====== Records shown
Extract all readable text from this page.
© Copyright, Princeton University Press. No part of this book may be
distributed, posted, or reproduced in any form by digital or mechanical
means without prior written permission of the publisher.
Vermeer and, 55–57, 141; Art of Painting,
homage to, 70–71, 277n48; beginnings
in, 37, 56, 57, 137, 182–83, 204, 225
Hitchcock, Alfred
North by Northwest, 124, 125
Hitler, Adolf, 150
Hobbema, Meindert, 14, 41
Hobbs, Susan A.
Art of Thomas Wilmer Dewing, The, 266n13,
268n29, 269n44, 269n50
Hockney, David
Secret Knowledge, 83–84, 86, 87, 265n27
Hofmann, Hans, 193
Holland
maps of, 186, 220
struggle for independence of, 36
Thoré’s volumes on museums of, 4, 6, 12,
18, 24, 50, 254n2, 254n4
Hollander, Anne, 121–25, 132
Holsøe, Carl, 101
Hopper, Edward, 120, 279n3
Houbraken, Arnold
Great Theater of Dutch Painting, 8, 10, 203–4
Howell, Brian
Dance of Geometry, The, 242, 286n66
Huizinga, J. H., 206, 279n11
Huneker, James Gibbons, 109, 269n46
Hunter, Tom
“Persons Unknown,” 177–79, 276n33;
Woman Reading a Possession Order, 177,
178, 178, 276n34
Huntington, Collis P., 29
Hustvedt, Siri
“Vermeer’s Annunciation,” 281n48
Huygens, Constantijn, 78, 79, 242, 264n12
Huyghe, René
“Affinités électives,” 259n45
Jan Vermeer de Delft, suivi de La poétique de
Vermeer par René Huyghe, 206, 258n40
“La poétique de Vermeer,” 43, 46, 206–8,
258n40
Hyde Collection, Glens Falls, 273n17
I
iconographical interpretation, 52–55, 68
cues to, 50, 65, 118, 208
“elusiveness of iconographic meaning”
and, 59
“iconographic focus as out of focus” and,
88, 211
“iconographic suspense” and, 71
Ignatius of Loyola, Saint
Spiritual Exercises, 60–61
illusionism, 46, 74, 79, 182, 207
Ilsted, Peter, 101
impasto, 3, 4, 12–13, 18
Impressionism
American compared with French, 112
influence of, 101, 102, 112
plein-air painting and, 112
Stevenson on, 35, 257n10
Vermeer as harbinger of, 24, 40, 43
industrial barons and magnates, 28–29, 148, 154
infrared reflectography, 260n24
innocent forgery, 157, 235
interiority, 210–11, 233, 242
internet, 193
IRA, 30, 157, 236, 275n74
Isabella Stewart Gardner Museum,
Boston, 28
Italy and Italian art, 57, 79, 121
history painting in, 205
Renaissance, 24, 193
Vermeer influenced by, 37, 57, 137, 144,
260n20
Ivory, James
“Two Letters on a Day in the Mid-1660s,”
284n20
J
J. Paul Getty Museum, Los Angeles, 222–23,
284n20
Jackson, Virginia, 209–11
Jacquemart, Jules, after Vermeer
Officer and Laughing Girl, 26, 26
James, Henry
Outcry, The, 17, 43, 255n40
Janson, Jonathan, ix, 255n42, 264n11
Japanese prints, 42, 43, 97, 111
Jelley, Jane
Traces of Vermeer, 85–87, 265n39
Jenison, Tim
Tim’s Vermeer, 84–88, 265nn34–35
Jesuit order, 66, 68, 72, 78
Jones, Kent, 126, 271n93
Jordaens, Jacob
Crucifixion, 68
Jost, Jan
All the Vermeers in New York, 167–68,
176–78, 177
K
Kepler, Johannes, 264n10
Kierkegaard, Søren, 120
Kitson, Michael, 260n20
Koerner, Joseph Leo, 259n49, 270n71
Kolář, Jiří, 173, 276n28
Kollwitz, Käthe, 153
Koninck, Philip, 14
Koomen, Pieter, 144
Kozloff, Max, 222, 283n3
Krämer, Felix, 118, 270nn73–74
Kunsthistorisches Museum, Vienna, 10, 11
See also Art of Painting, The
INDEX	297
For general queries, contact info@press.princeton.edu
============
From the entries above, pull out each line that includes "Huyghe".

Huyghe, René
Vermeer par René Huyghe, 206, 258n40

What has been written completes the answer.